### Problem to work on
Gather, from the listing beneath this task, every line holding the string "personer".

******************************

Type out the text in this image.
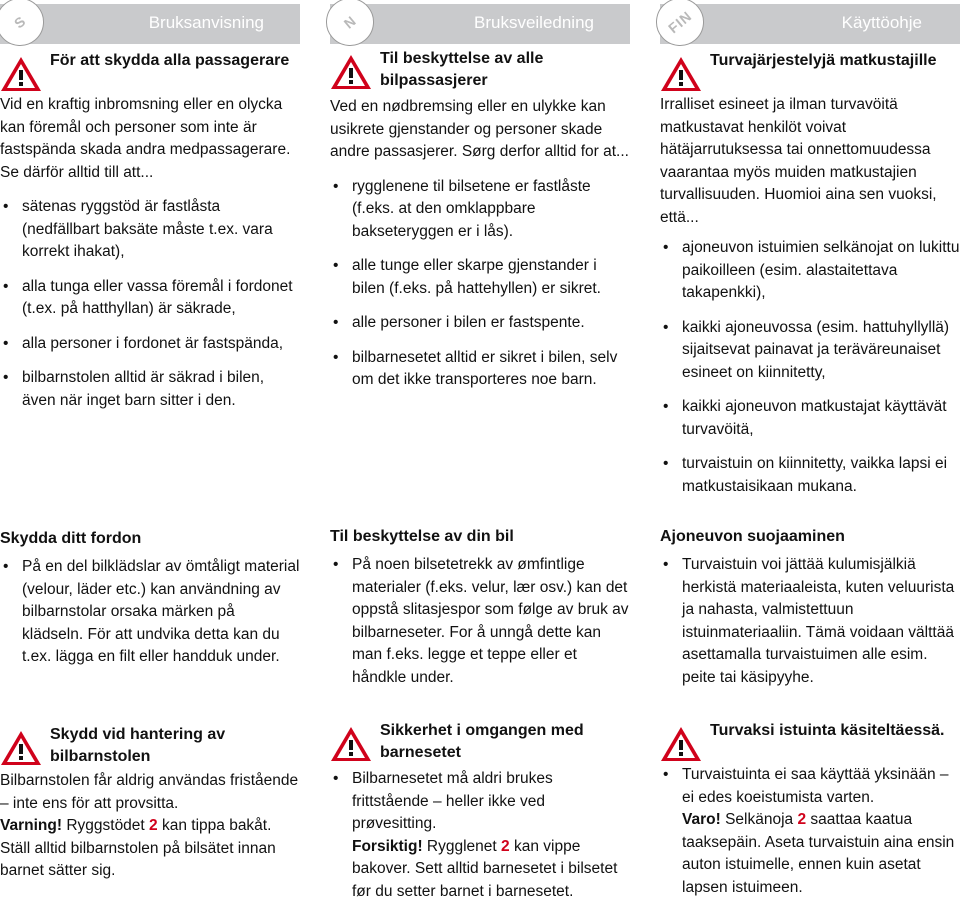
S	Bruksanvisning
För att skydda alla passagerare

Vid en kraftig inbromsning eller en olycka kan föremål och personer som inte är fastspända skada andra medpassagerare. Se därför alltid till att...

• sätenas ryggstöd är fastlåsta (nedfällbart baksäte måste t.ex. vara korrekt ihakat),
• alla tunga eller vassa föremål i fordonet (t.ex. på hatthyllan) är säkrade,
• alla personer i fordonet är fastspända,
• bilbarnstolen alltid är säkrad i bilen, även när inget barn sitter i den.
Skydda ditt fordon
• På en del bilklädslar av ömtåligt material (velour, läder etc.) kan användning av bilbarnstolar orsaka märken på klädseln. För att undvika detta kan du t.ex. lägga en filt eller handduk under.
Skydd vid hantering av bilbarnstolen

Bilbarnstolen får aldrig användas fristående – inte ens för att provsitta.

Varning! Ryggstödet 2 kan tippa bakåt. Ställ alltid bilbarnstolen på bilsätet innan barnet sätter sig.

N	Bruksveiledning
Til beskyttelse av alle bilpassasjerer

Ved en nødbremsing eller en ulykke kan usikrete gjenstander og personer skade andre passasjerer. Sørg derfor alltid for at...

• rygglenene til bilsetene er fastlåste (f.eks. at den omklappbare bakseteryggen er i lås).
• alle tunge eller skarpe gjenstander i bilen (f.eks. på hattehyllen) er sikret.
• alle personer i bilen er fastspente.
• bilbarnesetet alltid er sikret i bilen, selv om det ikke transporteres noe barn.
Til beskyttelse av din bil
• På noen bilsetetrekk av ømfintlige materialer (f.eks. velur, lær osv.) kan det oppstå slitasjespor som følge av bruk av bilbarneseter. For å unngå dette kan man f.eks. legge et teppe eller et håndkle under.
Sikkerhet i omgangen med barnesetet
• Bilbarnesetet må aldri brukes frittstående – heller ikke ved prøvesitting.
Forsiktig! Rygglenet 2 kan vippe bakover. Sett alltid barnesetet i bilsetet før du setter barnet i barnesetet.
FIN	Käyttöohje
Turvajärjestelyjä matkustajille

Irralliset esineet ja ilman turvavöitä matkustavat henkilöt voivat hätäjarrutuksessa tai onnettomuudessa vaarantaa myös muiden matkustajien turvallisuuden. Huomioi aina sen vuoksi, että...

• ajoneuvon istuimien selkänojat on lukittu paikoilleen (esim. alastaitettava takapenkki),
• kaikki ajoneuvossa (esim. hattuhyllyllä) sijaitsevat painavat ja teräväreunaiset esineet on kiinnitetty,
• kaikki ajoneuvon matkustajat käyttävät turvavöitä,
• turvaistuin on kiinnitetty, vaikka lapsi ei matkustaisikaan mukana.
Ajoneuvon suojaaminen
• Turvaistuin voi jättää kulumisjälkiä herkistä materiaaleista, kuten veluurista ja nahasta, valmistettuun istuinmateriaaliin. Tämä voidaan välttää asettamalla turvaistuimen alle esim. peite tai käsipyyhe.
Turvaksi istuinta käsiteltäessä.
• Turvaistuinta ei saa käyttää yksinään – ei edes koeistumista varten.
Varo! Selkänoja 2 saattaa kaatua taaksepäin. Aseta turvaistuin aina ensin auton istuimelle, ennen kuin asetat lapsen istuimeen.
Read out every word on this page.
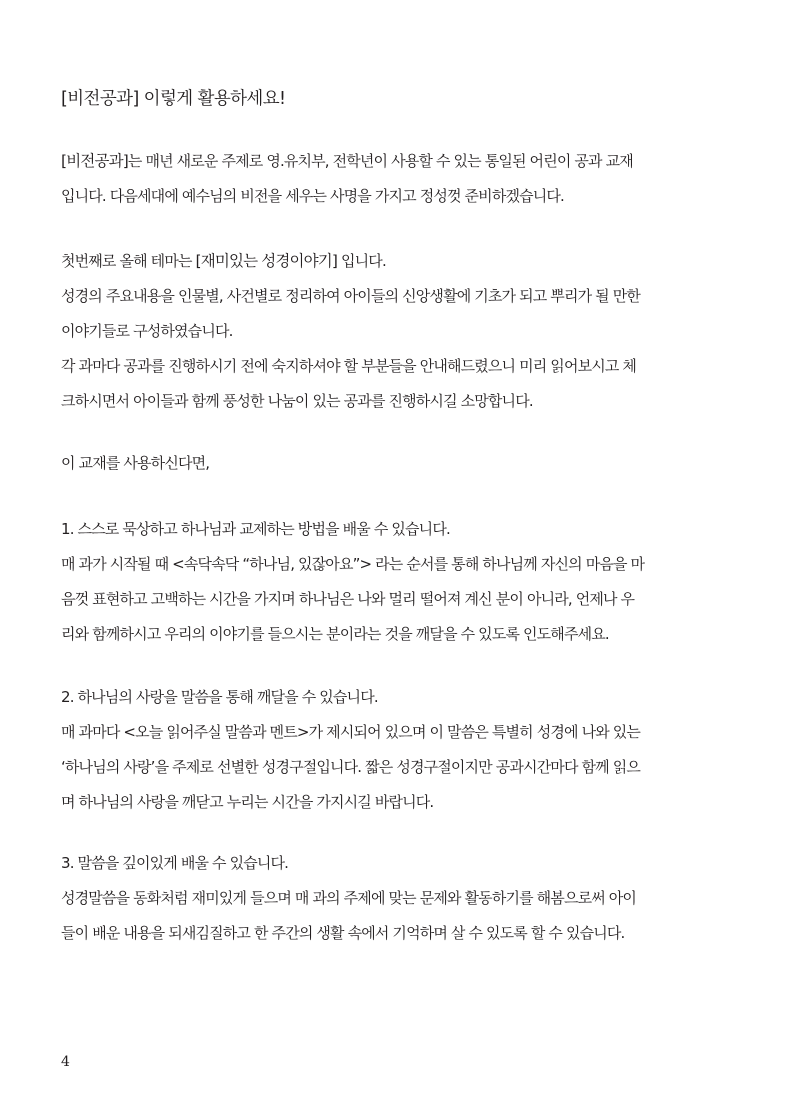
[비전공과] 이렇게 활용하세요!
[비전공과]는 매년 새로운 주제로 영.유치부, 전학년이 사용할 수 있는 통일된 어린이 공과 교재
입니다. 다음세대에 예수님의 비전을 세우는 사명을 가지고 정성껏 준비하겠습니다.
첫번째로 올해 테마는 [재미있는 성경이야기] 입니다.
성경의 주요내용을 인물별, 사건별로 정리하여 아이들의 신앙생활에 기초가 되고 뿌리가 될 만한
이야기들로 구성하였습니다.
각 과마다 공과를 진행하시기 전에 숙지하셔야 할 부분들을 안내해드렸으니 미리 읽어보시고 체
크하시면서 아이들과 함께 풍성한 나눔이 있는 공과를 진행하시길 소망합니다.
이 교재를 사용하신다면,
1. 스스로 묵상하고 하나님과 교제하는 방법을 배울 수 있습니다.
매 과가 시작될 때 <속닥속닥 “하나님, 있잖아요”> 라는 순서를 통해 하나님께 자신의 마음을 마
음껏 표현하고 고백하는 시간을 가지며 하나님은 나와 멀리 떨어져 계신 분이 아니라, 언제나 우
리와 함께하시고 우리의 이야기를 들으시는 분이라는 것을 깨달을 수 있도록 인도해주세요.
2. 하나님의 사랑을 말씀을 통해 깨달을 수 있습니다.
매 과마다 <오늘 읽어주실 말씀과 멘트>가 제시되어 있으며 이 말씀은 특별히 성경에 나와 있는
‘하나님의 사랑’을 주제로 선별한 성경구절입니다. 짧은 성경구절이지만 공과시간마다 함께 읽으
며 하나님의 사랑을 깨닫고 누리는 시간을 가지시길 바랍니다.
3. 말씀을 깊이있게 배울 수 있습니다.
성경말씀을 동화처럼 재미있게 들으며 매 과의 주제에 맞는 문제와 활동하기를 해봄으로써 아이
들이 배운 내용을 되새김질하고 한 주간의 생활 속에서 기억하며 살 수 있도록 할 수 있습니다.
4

******************************

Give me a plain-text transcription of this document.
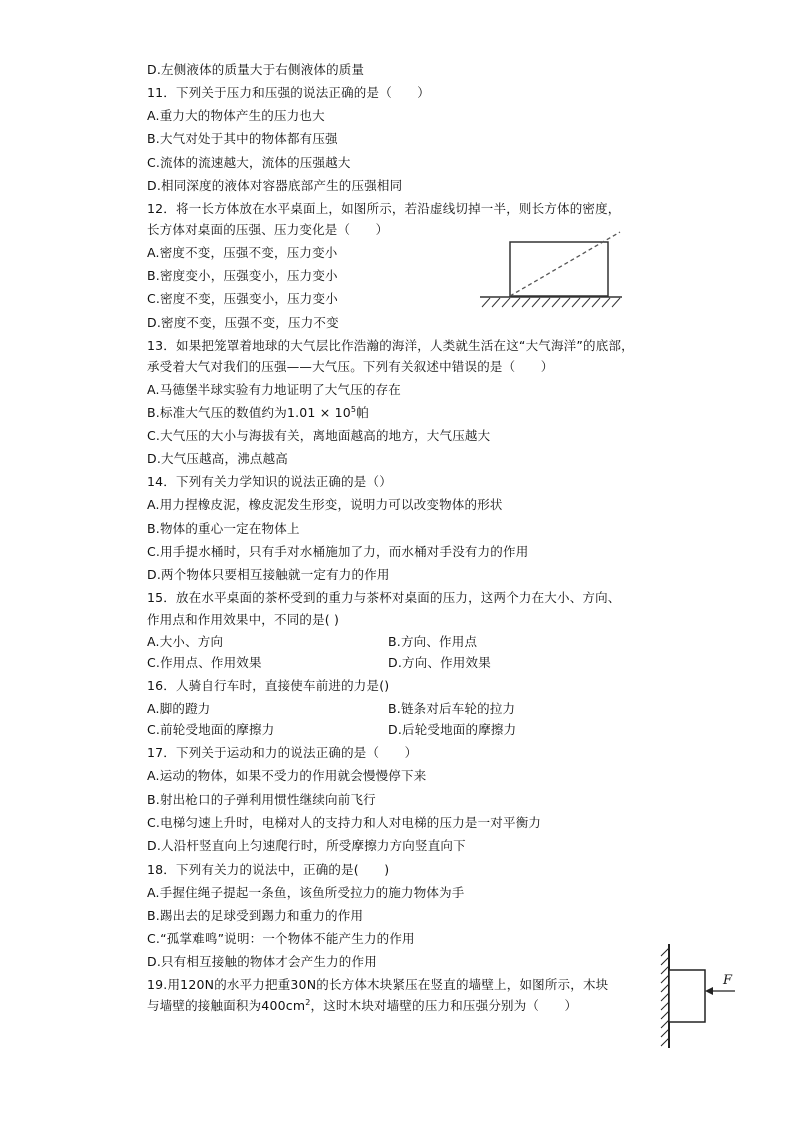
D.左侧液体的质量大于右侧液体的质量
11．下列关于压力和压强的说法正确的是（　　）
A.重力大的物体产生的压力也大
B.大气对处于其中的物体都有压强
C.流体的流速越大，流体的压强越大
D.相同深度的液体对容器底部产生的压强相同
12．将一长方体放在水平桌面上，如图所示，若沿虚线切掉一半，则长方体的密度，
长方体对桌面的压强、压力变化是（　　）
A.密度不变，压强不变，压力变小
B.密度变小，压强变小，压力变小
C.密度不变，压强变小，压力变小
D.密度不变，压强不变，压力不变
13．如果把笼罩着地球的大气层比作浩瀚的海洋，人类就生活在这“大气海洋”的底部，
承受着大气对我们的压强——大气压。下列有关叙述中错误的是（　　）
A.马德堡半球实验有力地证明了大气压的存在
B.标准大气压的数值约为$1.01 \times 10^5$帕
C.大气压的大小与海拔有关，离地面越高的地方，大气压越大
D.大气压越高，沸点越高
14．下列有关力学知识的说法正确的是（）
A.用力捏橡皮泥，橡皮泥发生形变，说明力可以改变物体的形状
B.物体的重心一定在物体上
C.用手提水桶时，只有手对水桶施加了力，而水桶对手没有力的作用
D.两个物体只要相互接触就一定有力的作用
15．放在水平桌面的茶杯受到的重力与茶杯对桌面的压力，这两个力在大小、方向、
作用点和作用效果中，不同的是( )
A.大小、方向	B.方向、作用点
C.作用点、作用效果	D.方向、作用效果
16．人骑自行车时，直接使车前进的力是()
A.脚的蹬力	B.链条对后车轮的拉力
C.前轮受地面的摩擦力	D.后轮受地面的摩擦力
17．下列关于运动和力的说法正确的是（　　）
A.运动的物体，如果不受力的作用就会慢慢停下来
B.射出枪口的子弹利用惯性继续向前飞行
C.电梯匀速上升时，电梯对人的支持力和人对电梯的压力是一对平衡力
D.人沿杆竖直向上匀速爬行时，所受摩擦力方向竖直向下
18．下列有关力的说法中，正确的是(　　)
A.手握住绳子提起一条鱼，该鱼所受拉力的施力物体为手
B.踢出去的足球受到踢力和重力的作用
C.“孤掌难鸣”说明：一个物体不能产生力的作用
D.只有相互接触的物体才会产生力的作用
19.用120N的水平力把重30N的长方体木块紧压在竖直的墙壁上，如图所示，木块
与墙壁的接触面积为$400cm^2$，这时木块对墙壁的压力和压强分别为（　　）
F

******************************

### The result
Vid en kraftig inbromsning eller en olycka kan föremål och personer som inte är fastspända skada andra medpassagerare. Se därför alltid till att...
• alla personer i fordonet är fastspända,
Ved en nødbremsing eller en ulykke kan usikrete gjenstander og personer skade andre passasjerer. Sørg derfor alltid for at...
• alle personer i bilen er fastspente.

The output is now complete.